Task objective: Filter the records below for the word "this". Copy each line that holds it.

==========

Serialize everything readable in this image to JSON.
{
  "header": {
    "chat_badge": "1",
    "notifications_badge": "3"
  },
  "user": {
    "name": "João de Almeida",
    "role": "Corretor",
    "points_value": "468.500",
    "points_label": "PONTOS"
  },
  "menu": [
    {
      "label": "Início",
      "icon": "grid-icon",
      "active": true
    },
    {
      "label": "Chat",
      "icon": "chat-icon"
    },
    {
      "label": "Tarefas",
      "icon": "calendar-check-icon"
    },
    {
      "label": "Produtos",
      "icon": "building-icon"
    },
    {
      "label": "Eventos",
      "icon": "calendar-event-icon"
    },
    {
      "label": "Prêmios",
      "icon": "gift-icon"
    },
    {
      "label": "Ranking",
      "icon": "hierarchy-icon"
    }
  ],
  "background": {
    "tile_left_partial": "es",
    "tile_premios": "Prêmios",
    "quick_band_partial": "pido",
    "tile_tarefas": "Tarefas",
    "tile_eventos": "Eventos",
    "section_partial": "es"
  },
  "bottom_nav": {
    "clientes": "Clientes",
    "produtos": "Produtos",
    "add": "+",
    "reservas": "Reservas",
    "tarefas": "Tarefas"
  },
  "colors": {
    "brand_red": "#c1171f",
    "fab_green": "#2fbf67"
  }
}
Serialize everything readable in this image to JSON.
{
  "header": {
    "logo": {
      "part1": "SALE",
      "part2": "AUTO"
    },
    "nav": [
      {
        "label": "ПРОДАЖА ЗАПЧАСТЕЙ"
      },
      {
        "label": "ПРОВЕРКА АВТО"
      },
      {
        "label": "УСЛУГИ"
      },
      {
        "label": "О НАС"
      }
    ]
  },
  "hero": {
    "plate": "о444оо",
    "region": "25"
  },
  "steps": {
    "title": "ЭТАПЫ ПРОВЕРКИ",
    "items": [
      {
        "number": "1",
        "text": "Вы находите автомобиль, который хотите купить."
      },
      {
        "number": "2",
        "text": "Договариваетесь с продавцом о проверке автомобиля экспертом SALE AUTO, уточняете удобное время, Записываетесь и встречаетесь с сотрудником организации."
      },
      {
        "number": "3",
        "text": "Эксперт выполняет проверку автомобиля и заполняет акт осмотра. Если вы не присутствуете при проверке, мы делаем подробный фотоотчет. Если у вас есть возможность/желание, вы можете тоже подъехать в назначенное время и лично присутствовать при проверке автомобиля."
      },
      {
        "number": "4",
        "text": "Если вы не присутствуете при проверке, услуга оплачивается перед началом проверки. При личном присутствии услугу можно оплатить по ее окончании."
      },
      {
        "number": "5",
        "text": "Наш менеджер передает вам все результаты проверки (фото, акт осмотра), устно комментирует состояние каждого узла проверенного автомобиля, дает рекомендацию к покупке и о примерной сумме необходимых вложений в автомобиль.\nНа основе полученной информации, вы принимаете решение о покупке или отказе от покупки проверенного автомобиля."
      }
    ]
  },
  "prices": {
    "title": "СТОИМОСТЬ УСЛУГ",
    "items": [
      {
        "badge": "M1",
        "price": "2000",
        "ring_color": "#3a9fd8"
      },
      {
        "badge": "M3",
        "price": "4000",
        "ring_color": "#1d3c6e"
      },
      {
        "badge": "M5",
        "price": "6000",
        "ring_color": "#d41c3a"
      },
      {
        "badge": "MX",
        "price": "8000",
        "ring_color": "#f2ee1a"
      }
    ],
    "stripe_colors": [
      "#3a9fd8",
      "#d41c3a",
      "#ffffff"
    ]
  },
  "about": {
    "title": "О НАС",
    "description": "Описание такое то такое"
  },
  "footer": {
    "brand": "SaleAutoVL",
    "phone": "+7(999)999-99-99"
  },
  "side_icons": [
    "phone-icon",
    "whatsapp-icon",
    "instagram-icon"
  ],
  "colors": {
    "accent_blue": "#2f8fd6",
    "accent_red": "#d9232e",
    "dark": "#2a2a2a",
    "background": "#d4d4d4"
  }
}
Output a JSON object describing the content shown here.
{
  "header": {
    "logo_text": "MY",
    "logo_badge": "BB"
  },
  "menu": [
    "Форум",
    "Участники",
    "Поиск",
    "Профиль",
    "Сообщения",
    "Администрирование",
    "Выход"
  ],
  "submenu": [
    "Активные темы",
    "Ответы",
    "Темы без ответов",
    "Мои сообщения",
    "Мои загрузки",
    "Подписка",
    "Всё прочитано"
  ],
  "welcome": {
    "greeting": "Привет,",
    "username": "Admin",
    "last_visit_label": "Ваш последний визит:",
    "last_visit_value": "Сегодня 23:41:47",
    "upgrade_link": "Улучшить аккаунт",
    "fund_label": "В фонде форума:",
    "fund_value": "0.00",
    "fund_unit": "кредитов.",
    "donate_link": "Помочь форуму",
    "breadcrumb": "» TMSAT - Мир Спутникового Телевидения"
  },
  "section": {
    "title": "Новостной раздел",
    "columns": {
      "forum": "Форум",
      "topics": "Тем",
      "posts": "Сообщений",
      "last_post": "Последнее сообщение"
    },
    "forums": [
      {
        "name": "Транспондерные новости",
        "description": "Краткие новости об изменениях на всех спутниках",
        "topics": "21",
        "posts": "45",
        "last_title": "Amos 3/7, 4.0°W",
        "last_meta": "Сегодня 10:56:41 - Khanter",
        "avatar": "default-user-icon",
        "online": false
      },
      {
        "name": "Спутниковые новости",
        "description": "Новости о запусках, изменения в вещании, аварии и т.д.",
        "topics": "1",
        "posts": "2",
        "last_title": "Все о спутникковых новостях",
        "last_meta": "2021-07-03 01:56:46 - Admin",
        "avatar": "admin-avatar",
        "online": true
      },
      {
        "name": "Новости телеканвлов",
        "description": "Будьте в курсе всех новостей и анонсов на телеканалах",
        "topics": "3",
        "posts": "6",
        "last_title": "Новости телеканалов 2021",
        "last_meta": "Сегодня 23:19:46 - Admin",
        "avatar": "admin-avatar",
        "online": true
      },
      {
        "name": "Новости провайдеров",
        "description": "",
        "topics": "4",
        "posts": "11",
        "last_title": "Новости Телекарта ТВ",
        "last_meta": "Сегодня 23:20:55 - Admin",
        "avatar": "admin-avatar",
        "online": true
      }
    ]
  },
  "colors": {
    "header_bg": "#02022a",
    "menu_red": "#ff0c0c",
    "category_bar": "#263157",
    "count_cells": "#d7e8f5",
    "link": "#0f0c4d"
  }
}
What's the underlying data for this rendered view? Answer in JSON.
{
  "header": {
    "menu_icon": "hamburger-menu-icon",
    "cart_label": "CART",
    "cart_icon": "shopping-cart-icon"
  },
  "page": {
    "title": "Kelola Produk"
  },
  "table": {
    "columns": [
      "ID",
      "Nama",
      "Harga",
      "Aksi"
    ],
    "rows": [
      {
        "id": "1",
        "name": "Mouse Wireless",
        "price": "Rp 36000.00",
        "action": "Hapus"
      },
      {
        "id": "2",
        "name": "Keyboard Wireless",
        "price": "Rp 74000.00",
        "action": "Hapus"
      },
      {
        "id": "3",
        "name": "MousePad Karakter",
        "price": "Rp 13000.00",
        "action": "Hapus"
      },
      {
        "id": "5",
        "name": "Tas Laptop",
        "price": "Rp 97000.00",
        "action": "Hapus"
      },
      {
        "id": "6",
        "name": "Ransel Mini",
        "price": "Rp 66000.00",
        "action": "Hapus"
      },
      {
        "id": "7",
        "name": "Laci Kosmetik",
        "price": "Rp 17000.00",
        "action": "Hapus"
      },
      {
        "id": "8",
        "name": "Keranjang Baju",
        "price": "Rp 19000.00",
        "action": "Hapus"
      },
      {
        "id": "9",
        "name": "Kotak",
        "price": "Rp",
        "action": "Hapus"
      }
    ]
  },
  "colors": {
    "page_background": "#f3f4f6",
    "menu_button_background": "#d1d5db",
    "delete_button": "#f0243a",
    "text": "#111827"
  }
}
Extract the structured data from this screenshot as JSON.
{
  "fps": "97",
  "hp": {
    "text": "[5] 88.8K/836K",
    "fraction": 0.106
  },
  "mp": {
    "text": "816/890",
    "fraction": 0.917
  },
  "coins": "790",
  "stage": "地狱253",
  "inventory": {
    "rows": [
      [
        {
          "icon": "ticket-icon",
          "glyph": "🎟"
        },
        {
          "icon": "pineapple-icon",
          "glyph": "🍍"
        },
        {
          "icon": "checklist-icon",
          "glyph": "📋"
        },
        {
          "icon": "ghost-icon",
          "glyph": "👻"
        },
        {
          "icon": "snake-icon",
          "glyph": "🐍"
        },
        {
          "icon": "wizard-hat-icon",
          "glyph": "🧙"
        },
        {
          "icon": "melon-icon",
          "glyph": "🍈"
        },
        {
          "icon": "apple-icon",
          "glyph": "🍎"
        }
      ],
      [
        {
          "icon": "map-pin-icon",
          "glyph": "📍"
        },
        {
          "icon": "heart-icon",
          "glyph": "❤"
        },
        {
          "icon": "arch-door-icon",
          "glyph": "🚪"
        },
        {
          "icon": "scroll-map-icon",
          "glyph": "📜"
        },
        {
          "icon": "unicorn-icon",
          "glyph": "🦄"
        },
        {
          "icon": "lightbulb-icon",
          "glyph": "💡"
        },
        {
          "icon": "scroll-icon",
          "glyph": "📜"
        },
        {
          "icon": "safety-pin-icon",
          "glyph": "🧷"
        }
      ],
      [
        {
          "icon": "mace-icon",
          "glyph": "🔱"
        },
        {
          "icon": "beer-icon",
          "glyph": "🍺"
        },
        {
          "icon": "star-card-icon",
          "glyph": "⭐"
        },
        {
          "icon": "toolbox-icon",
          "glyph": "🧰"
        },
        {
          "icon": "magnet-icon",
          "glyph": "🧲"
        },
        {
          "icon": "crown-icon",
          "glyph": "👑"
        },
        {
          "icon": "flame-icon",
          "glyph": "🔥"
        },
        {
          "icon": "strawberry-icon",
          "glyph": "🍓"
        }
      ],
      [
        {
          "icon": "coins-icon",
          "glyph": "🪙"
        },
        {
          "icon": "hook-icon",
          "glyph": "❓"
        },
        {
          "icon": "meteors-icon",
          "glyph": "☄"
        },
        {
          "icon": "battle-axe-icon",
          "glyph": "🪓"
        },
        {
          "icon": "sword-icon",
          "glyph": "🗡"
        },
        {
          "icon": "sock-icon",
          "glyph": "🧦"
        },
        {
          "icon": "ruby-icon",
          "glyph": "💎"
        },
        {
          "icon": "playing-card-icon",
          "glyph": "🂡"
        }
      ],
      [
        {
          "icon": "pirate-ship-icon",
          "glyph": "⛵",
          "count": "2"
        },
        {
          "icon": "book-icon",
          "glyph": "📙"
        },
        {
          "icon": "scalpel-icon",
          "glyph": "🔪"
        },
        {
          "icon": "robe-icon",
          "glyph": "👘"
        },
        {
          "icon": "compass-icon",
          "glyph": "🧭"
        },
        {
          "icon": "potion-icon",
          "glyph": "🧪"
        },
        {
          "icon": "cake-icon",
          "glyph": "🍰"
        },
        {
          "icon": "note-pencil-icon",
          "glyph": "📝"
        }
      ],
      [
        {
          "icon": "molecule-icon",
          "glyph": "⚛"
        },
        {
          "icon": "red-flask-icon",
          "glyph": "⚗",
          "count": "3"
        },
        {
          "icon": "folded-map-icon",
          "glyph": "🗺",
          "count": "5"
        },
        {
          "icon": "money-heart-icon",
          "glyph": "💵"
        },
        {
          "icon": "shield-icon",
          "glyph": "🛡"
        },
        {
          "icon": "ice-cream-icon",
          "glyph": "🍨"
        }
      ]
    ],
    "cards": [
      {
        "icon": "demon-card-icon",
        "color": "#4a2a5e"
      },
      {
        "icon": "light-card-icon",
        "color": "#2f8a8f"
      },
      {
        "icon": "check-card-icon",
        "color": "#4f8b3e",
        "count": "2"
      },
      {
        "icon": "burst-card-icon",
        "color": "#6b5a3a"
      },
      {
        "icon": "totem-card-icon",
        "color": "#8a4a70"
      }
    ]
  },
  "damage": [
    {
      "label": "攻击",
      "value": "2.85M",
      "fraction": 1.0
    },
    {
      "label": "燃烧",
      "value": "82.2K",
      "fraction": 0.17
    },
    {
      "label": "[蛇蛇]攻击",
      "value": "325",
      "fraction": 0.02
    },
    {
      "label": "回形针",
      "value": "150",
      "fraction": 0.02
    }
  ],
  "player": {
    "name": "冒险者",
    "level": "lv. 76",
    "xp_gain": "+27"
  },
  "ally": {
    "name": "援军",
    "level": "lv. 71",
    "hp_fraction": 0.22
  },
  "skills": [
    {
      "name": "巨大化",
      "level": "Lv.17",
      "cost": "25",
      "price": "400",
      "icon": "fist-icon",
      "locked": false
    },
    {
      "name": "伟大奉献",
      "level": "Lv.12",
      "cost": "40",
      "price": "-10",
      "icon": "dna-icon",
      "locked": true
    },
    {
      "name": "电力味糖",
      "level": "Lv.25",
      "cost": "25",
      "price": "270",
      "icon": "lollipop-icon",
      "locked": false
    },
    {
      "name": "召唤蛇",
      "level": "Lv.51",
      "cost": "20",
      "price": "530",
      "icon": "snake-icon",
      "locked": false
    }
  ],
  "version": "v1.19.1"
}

==========

Task solution:
Serialize everything readable in this image to JSON.
Serialize everything readable in this image to JSON.
What's the underlying data for this rendered view? Answer in JSON.
Extract the structured data from this screenshot as JSON.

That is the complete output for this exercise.